**Set task:** Among the records that follow, count the lines with the string "picture"; report only that count.
-*-*-
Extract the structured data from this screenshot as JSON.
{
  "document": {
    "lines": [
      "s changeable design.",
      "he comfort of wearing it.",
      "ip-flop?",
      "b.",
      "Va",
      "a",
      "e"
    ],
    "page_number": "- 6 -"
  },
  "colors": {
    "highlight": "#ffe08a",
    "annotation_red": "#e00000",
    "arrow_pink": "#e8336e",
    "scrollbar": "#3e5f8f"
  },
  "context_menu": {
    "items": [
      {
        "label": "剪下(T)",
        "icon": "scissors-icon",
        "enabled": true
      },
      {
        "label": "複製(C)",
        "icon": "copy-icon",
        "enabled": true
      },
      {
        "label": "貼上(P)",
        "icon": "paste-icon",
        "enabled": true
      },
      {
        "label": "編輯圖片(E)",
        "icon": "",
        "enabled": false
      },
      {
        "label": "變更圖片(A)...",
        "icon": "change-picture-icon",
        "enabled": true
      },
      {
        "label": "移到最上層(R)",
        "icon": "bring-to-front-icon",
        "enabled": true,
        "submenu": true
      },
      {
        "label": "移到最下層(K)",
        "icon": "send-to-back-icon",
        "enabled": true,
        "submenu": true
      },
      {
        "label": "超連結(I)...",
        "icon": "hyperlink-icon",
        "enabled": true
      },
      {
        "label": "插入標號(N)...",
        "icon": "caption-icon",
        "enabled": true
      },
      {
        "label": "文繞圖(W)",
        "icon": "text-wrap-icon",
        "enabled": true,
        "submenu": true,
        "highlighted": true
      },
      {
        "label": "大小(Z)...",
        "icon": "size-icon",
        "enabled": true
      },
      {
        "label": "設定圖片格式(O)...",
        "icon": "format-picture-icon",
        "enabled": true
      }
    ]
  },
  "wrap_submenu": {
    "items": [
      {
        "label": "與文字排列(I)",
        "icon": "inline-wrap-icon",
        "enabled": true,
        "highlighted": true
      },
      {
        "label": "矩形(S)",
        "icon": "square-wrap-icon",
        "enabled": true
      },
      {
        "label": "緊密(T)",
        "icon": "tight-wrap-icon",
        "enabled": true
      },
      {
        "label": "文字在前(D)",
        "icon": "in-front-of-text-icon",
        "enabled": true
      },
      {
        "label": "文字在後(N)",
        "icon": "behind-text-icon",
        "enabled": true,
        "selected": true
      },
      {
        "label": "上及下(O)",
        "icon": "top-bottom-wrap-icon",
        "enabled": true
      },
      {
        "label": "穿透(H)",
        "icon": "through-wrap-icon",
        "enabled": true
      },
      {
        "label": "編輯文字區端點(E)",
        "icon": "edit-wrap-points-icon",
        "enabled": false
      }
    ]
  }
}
-*-*-
**Correct answer:** 2